GOAL OF THE EXERCISE:
How many lines of the material below contain the string "name"? Answer with the number and nothing else.

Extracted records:

= = = = = = =

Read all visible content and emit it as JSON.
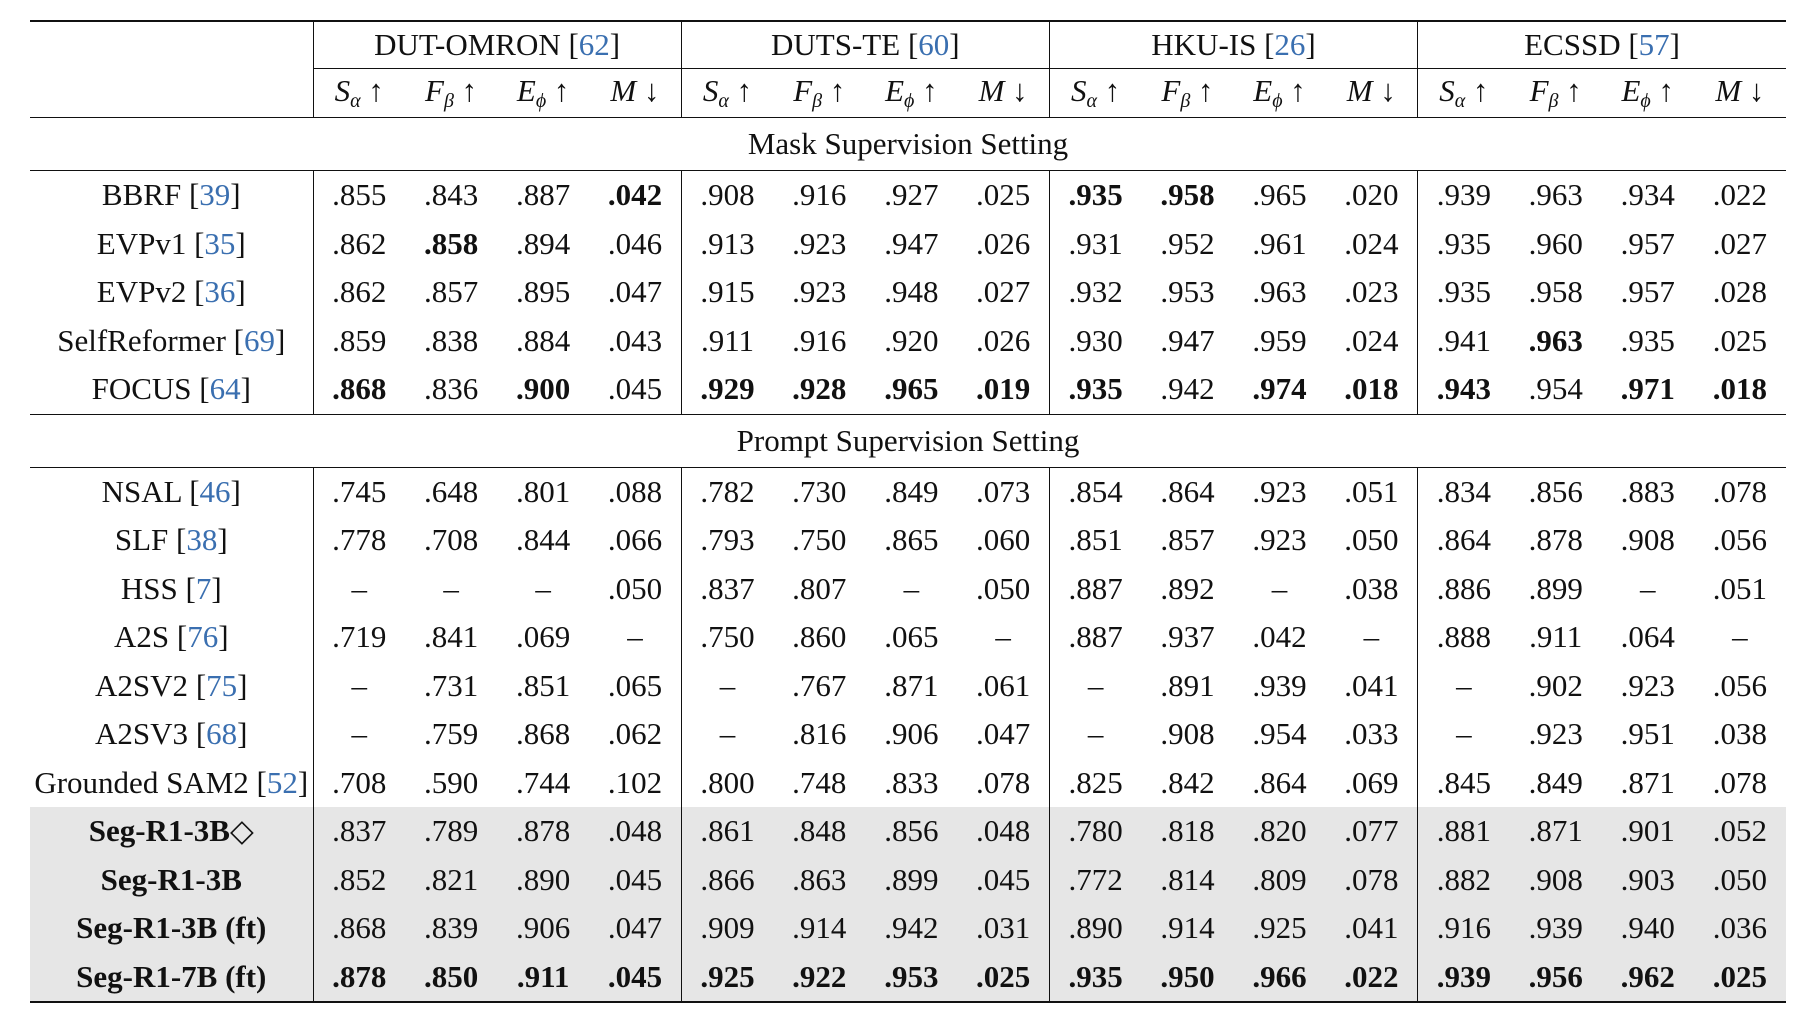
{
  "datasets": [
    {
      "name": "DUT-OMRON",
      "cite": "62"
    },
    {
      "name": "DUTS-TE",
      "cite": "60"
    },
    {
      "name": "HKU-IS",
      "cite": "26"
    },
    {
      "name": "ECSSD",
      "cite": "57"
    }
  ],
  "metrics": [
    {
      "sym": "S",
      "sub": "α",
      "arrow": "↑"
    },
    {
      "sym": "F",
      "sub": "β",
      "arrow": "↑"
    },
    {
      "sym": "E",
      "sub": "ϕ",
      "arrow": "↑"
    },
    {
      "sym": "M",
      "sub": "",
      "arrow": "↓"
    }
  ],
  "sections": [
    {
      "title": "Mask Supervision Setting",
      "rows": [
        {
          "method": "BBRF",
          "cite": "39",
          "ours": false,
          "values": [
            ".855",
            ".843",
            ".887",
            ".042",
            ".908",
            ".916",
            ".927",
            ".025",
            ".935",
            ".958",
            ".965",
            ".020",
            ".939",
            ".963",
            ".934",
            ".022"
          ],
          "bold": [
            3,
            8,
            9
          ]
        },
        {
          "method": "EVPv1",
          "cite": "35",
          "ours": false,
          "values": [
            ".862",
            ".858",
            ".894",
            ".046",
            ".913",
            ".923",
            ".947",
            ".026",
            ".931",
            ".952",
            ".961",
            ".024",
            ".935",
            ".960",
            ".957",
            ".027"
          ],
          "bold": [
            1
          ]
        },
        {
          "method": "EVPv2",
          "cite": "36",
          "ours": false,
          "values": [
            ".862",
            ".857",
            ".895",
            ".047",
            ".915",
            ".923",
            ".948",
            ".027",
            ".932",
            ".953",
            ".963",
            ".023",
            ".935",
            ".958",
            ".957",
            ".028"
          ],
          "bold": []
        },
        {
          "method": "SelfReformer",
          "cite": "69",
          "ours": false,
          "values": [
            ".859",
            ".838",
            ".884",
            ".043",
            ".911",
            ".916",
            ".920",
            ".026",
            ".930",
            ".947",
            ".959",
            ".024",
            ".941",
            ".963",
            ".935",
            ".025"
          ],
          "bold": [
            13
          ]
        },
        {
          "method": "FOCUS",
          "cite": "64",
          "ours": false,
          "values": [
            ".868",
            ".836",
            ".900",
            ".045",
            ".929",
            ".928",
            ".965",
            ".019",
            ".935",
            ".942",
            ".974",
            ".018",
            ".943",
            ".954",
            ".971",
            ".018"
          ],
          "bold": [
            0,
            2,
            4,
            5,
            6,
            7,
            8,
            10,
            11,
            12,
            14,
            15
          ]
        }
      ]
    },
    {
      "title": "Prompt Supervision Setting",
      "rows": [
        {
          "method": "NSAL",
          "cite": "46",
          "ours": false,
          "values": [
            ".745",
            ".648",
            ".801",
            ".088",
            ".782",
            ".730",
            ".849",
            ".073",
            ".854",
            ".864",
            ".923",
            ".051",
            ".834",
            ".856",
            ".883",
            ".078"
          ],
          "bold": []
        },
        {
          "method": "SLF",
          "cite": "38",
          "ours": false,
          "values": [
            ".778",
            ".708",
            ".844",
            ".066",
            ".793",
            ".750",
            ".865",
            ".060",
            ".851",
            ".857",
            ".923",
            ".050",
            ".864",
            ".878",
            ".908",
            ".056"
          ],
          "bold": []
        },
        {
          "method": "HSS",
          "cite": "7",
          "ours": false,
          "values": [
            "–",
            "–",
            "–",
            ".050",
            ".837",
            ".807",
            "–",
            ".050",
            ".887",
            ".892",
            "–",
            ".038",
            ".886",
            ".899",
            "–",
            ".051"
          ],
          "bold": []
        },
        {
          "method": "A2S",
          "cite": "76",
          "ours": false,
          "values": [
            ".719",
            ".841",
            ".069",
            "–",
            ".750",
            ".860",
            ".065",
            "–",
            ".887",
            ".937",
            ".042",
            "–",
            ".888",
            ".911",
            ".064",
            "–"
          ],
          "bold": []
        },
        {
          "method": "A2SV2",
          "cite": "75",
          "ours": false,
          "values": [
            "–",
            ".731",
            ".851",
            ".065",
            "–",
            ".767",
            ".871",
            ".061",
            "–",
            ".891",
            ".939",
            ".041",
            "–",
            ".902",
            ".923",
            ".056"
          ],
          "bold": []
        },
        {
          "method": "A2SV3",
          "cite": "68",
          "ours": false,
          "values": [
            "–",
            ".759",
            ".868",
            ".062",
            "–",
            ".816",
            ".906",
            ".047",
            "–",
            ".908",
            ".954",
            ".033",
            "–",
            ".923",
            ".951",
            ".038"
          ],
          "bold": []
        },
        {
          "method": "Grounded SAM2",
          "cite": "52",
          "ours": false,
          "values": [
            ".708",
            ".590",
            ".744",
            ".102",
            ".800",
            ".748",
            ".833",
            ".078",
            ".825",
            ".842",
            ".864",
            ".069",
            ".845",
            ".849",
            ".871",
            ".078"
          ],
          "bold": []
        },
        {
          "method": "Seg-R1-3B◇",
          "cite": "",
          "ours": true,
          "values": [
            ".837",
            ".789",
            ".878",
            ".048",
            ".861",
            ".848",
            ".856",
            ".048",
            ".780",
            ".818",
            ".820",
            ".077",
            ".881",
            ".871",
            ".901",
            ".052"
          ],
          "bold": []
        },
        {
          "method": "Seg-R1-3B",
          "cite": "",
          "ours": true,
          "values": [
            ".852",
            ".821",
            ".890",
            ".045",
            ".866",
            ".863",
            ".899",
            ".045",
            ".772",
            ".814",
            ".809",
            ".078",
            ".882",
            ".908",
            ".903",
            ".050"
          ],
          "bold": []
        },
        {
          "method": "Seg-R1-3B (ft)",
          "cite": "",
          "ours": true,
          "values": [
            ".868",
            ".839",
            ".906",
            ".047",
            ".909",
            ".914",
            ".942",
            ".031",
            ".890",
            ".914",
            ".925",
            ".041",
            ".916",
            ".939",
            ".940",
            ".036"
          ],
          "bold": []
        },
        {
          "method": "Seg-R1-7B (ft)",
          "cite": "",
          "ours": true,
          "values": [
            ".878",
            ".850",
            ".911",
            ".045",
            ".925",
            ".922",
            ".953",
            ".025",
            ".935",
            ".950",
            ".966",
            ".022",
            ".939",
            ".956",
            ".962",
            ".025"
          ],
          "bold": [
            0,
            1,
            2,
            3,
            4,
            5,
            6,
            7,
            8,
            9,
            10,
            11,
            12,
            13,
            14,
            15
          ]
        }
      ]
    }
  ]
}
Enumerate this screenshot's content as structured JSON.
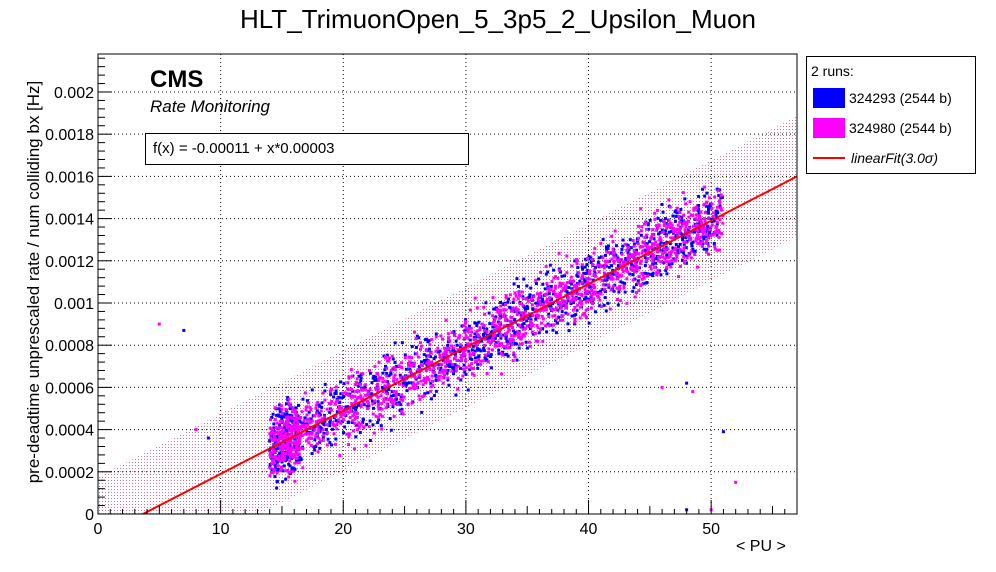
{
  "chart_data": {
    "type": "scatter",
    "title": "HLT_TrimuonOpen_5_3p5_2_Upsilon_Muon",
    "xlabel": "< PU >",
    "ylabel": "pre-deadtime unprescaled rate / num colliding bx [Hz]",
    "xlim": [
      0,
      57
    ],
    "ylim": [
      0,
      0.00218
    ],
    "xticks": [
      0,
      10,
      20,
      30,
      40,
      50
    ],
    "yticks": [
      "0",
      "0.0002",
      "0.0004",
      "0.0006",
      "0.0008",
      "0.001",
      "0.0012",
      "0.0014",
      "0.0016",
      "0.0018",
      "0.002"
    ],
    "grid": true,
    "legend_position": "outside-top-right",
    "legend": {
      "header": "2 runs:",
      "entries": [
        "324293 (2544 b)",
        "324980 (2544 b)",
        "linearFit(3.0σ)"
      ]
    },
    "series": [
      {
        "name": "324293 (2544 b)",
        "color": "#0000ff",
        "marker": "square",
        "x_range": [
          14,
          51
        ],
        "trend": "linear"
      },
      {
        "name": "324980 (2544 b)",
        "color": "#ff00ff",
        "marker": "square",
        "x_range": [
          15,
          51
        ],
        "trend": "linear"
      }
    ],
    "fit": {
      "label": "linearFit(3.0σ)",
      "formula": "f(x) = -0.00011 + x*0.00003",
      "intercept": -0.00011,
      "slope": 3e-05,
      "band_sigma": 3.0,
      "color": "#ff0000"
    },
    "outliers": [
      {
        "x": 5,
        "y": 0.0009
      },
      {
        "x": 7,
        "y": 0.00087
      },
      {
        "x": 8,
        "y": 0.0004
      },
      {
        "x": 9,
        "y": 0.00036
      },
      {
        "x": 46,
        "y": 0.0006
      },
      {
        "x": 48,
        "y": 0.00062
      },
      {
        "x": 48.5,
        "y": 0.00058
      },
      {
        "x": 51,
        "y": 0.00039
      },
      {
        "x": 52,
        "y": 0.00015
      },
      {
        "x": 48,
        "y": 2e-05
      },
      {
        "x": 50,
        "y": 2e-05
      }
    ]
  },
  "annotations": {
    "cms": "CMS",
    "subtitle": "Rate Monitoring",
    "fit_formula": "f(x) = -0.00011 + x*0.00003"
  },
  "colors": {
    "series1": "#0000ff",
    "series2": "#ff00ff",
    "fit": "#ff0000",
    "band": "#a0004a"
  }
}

= = = = = = =

REPLY:
6